Source records:
-.-.-

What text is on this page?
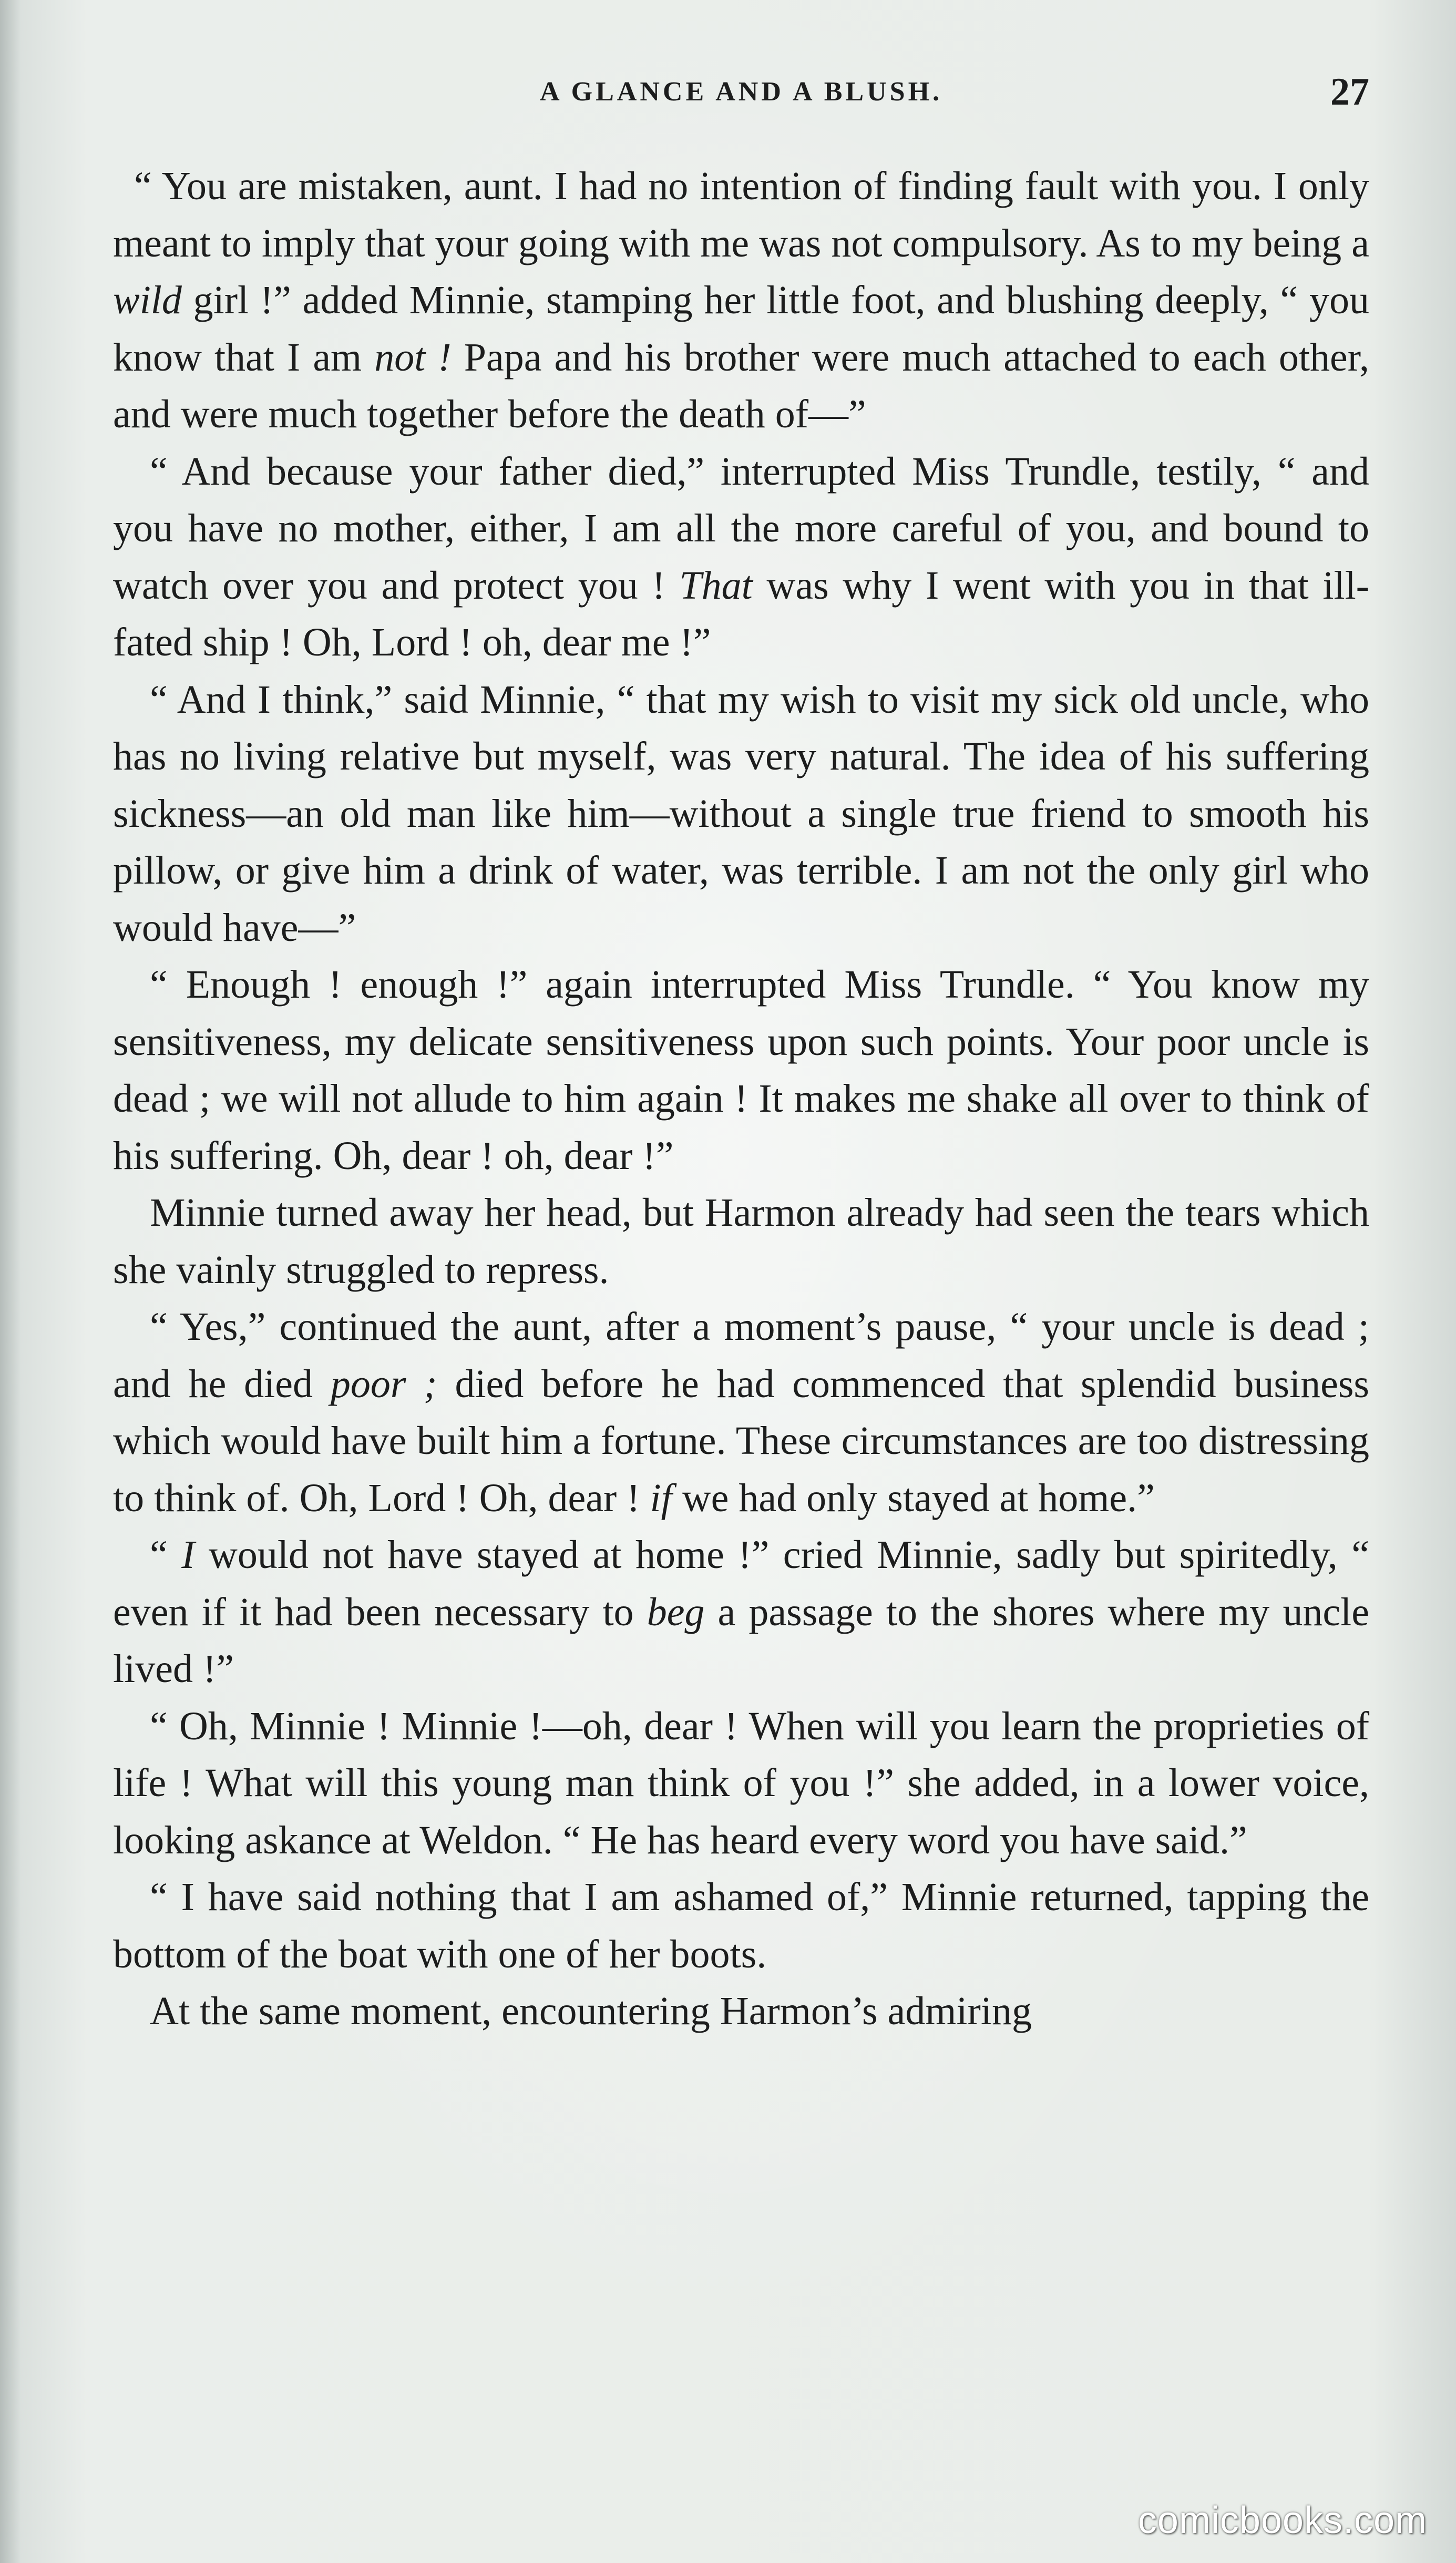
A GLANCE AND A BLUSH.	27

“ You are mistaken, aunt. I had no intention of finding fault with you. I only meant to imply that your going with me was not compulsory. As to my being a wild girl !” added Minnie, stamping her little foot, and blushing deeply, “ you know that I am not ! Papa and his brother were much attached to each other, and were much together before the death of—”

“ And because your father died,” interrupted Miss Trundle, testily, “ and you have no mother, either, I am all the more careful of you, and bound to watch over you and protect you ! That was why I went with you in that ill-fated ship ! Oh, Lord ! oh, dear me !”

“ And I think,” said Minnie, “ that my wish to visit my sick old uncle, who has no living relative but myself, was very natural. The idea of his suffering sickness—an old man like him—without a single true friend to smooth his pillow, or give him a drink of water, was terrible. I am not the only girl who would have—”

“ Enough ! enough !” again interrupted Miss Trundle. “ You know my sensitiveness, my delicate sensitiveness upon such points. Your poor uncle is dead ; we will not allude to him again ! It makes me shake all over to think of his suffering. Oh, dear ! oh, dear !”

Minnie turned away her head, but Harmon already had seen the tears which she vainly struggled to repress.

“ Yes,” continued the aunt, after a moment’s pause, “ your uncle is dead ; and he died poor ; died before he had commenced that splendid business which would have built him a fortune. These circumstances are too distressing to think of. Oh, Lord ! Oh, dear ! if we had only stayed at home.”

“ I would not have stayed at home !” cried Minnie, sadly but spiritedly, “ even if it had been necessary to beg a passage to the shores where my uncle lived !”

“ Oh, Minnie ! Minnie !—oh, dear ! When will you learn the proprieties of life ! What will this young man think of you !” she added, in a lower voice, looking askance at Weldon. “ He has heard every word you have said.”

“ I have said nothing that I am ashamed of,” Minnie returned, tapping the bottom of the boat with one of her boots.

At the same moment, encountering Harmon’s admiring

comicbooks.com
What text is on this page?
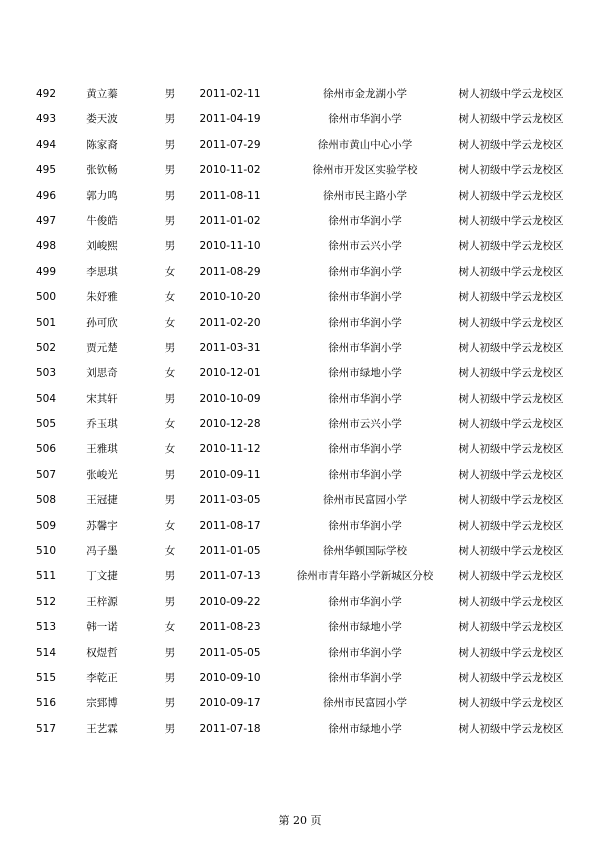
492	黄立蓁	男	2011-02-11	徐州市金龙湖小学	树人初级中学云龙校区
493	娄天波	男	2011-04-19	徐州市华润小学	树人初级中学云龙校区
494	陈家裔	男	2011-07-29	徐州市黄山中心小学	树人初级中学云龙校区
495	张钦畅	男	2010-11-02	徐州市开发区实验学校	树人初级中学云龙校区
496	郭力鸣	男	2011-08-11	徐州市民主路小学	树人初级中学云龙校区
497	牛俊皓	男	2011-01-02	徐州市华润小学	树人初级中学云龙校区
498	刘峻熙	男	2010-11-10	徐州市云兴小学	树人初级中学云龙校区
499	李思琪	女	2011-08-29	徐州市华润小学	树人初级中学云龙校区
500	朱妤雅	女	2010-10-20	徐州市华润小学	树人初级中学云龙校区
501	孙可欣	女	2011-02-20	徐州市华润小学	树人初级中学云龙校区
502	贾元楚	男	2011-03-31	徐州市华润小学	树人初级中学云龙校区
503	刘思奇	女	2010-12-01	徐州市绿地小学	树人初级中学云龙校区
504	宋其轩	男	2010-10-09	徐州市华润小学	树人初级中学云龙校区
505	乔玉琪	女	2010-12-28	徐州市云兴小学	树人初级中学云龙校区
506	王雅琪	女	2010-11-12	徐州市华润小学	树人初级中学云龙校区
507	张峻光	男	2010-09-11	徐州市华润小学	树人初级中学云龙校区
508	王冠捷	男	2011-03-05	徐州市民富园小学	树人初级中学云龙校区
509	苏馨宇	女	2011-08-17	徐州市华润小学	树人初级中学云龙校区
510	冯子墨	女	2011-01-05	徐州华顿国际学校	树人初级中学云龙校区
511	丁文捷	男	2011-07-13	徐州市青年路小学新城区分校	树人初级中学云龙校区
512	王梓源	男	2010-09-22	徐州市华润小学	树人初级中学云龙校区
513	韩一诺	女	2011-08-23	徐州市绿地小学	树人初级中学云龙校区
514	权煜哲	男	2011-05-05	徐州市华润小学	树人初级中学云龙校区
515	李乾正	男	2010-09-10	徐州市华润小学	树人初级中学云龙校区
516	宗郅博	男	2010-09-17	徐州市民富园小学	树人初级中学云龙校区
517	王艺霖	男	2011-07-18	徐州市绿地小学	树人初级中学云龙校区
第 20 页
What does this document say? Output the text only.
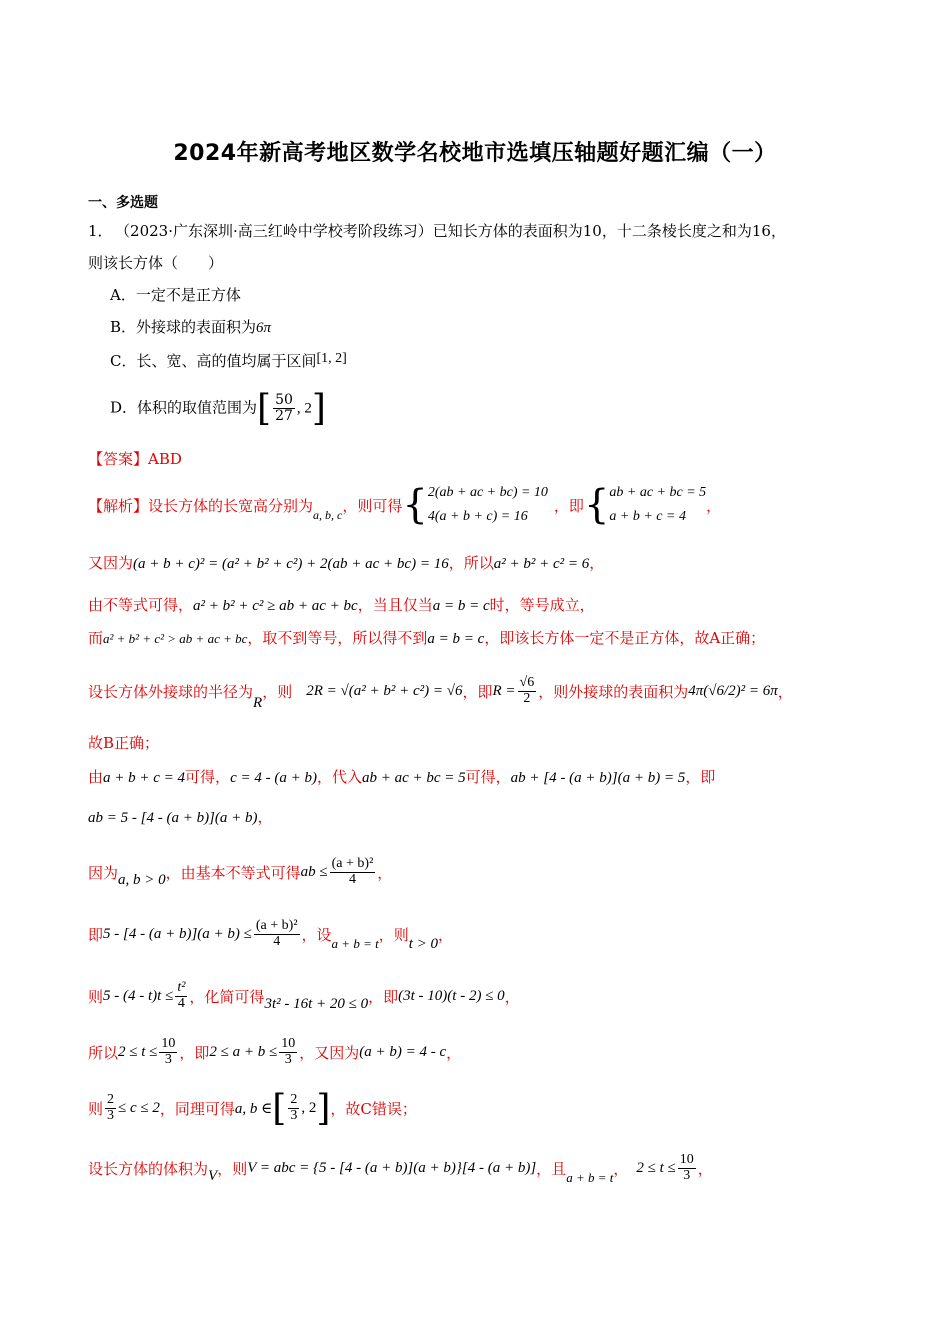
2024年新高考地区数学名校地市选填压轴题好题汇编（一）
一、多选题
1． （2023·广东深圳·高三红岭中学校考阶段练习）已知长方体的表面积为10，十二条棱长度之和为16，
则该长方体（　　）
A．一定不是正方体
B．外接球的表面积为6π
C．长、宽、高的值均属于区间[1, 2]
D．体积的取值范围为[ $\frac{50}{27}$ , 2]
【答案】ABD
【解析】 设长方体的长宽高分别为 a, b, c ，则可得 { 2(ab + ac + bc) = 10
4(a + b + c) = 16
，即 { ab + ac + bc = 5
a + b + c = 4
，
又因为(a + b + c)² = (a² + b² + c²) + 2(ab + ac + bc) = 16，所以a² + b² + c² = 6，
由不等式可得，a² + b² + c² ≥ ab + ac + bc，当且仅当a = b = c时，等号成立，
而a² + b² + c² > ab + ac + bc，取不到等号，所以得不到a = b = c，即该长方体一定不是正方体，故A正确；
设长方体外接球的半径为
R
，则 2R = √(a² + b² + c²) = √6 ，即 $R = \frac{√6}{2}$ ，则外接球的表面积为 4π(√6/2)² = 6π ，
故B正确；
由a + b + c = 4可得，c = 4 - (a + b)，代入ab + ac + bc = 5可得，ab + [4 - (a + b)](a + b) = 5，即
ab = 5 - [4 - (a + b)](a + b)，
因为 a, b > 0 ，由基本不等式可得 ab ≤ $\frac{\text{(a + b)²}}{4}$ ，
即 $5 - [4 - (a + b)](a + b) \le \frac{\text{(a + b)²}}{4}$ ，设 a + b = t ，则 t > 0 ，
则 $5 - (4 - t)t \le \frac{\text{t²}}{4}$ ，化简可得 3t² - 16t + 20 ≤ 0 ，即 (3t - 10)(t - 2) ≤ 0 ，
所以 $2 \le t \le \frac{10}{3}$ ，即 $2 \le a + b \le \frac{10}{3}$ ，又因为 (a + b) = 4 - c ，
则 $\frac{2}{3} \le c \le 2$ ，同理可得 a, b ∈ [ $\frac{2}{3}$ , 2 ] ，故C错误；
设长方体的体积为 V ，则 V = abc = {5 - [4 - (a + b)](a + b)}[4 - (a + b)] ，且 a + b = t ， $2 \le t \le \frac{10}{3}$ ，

-.-.-

#### [Exercise objective]
Return all of the data exactly as written, and drop the pictures.

#### [Task response]
What text is on this page?
A GLANCE AND A BLUSH.	27

“ You are mistaken, aunt. I had no intention of finding fault with you. I only meant to imply that your going with me was not compulsory. As to my being a wild girl !” added Minnie, stamping her little foot, and blushing deeply, “ you know that I am not ! Papa and his brother were much attached to each other, and were much together before the death of—”

“ And because your father died,” interrupted Miss Trundle, testily, “ and you have no mother, either, I am all the more careful of you, and bound to watch over you and protect you ! That was why I went with you in that ill-fated ship ! Oh, Lord ! oh, dear me !”

“ And I think,” said Minnie, “ that my wish to visit my sick old uncle, who has no living relative but myself, was very natural. The idea of his suffering sickness—an old man like him—without a single true friend to smooth his pillow, or give him a drink of water, was terrible. I am not the only girl who would have—”

“ Enough ! enough !” again interrupted Miss Trundle. “ You know my sensitiveness, my delicate sensitiveness upon such points. Your poor uncle is dead ; we will not allude to him again ! It makes me shake all over to think of his suffering. Oh, dear ! oh, dear !”

Minnie turned away her head, but Harmon already had seen the tears which she vainly struggled to repress.

“ Yes,” continued the aunt, after a moment’s pause, “ your uncle is dead ; and he died poor ; died before he had commenced that splendid business which would have built him a fortune. These circumstances are too distressing to think of. Oh, Lord ! Oh, dear ! if we had only stayed at home.”

“ I would not have stayed at home !” cried Minnie, sadly but spiritedly, “ even if it had been necessary to beg a passage to the shores where my uncle lived !”

“ Oh, Minnie ! Minnie !—oh, dear ! When will you learn the proprieties of life ! What will this young man think of you !” she added, in a lower voice, looking askance at Weldon. “ He has heard every word you have said.”

“ I have said nothing that I am ashamed of,” Minnie returned, tapping the bottom of the boat with one of her boots.

At the same moment, encountering Harmon’s admiring

comicbooks.com
What text is on this page?
492	黄立蓁	男	2011-02-11	徐州市金龙湖小学	树人初级中学云龙校区
493	娄天波	男	2011-04-19	徐州市华润小学	树人初级中学云龙校区
494	陈家裔	男	2011-07-29	徐州市黄山中心小学	树人初级中学云龙校区
495	张钦畅	男	2010-11-02	徐州市开发区实验学校	树人初级中学云龙校区
496	郭力鸣	男	2011-08-11	徐州市民主路小学	树人初级中学云龙校区
497	牛俊皓	男	2011-01-02	徐州市华润小学	树人初级中学云龙校区
498	刘峻熙	男	2010-11-10	徐州市云兴小学	树人初级中学云龙校区
499	李思琪	女	2011-08-29	徐州市华润小学	树人初级中学云龙校区
500	朱妤雅	女	2010-10-20	徐州市华润小学	树人初级中学云龙校区
501	孙可欣	女	2011-02-20	徐州市华润小学	树人初级中学云龙校区
502	贾元楚	男	2011-03-31	徐州市华润小学	树人初级中学云龙校区
503	刘思奇	女	2010-12-01	徐州市绿地小学	树人初级中学云龙校区
504	宋其轩	男	2010-10-09	徐州市华润小学	树人初级中学云龙校区
505	乔玉琪	女	2010-12-28	徐州市云兴小学	树人初级中学云龙校区
506	王雅琪	女	2010-11-12	徐州市华润小学	树人初级中学云龙校区
507	张峻光	男	2010-09-11	徐州市华润小学	树人初级中学云龙校区
508	王冠捷	男	2011-03-05	徐州市民富园小学	树人初级中学云龙校区
509	苏馨宇	女	2011-08-17	徐州市华润小学	树人初级中学云龙校区
510	冯子墨	女	2011-01-05	徐州华顿国际学校	树人初级中学云龙校区
511	丁文捷	男	2011-07-13	徐州市青年路小学新城区分校	树人初级中学云龙校区
512	王梓源	男	2010-09-22	徐州市华润小学	树人初级中学云龙校区
513	韩一诺	女	2011-08-23	徐州市绿地小学	树人初级中学云龙校区
514	权煜哲	男	2011-05-05	徐州市华润小学	树人初级中学云龙校区
515	李乾正	男	2010-09-10	徐州市华润小学	树人初级中学云龙校区
516	宗郅博	男	2010-09-17	徐州市民富园小学	树人初级中学云龙校区
517	王艺霖	男	2011-07-18	徐州市绿地小学	树人初级中学云龙校区
第 20 页
What does this document say? Output the text only.
2024年新高考地区数学名校地市选填压轴题好题汇编（一）
一、多选题
1． （2023·广东深圳·高三红岭中学校考阶段练习）已知长方体的表面积为10，十二条棱长度之和为16，
则该长方体（　　）
A．一定不是正方体
B．外接球的表面积为6π
C．长、宽、高的值均属于区间[1, 2]
D．体积的取值范围为[ $\frac{50}{27}$ , 2]
【答案】ABD
【解析】 设长方体的长宽高分别为 a, b, c ，则可得 { 2(ab + ac + bc) = 10
4(a + b + c) = 16
，即 { ab + ac + bc = 5
a + b + c = 4
，
又因为(a + b + c)² = (a² + b² + c²) + 2(ab + ac + bc) = 16，所以a² + b² + c² = 6，
由不等式可得，a² + b² + c² ≥ ab + ac + bc，当且仅当a = b = c时，等号成立，
而a² + b² + c² > ab + ac + bc，取不到等号，所以得不到a = b = c，即该长方体一定不是正方体，故A正确；
设长方体外接球的半径为
R
，则 2R = √(a² + b² + c²) = √6 ，即 $R = \frac{√6}{2}$ ，则外接球的表面积为 4π(√6/2)² = 6π ，
故B正确；
由a + b + c = 4可得，c = 4 - (a + b)，代入ab + ac + bc = 5可得，ab + [4 - (a + b)](a + b) = 5，即
ab = 5 - [4 - (a + b)](a + b)，
因为 a, b > 0 ，由基本不等式可得 ab ≤ $\frac{\text{(a + b)²}}{4}$ ，
即 $5 - [4 - (a + b)](a + b) \le \frac{\text{(a + b)²}}{4}$ ，设 a + b = t ，则 t > 0 ，
则 $5 - (4 - t)t \le \frac{\text{t²}}{4}$ ，化简可得 3t² - 16t + 20 ≤ 0 ，即 (3t - 10)(t - 2) ≤ 0 ，
所以 $2 \le t \le \frac{10}{3}$ ，即 $2 \le a + b \le \frac{10}{3}$ ，又因为 (a + b) = 4 - c ，
则 $\frac{2}{3} \le c \le 2$ ，同理可得 a, b ∈ [ $\frac{2}{3}$ , 2 ] ，故C错误；
设长方体的体积为 V ，则 V = abc = {5 - [4 - (a + b)](a + b)}[4 - (a + b)] ，且 a + b = t ， $2 \le t \le \frac{10}{3}$ ，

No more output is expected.